Retype each line exactly. Skip images.

| RECORDS PROVIDED |

---*---

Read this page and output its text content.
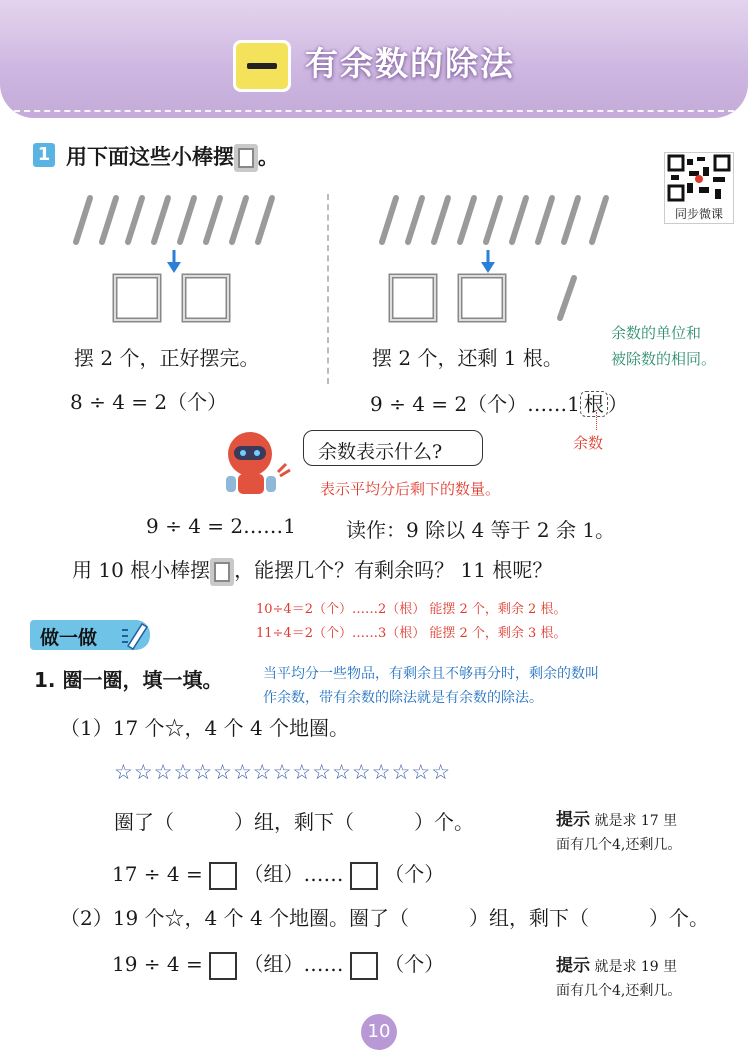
有余数的除法
1 用下面这些小棒摆 。
同步微课
摆 2 个，正好摆完。
8 ÷ 4 = 2（个）
摆 2 个，还剩 1 根。
9 ÷ 4 = 2（个）……1 根 ）
余数的单位和
被除数的相同。
余数
余数表示什么?
表示平均分后剩下的数量。
9 ÷ 4 = 2……1	读作：9 除以 4 等于 2 余 1。
用 10 根小棒摆 ，能摆几个？有剩余吗？ 11 根呢？
10÷4＝2（个）……2（根） 能摆 2 个，剩余 2 根。
11÷4＝2（个）……3（根） 能摆 2 个，剩余 3 根。
做一做
1. 圈一圈，填一填。	当平均分一些物品，有剩余且不够再分时，剩余的数叫
作余数，带有余数的除法就是有余数的除法。
（1）17 个☆，4 个 4 个地圈。
☆☆☆☆☆☆☆☆☆☆☆☆☆☆☆☆☆
圈了（　　　）组，剩下（　　　）个。
17 ÷ 4 = （组）…… （个）
提示 就是求 17 里
面有几个4,还剩几。
（2）19 个☆，4 个 4 个地圈。圈了（　　　）组，剩下（　　　）个。
19 ÷ 4 = （组）…… （个）	提示 就是求 19 里
面有几个4,还剩几。
10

---*---

| RESULT OF THE TASK |
Read this page and output its text content.
有余数的除法
1 用下面这些小棒摆 。
同步微课
摆 2 个，正好摆完。
8 ÷ 4 = 2（个）
摆 2 个，还剩 1 根。
9 ÷ 4 = 2（个）……1 根 ）
余数的单位和
被除数的相同。
余数
余数表示什么?
表示平均分后剩下的数量。
9 ÷ 4 = 2……1	读作：9 除以 4 等于 2 余 1。
用 10 根小棒摆 ，能摆几个？有剩余吗？ 11 根呢？
10÷4＝2（个）……2（根） 能摆 2 个，剩余 2 根。
11÷4＝2（个）……3（根） 能摆 2 个，剩余 3 根。
做一做
1. 圈一圈，填一填。	当平均分一些物品，有剩余且不够再分时，剩余的数叫
作余数，带有余数的除法就是有余数的除法。
（1）17 个☆，4 个 4 个地圈。
☆☆☆☆☆☆☆☆☆☆☆☆☆☆☆☆☆
圈了（　　　）组，剩下（　　　）个。
17 ÷ 4 = （组）…… （个）
提示 就是求 17 里
面有几个4,还剩几。
（2）19 个☆，4 个 4 个地圈。圈了（　　　）组，剩下（　　　）个。
19 ÷ 4 = （组）…… （个）	提示 就是求 19 里
面有几个4,还剩几。
10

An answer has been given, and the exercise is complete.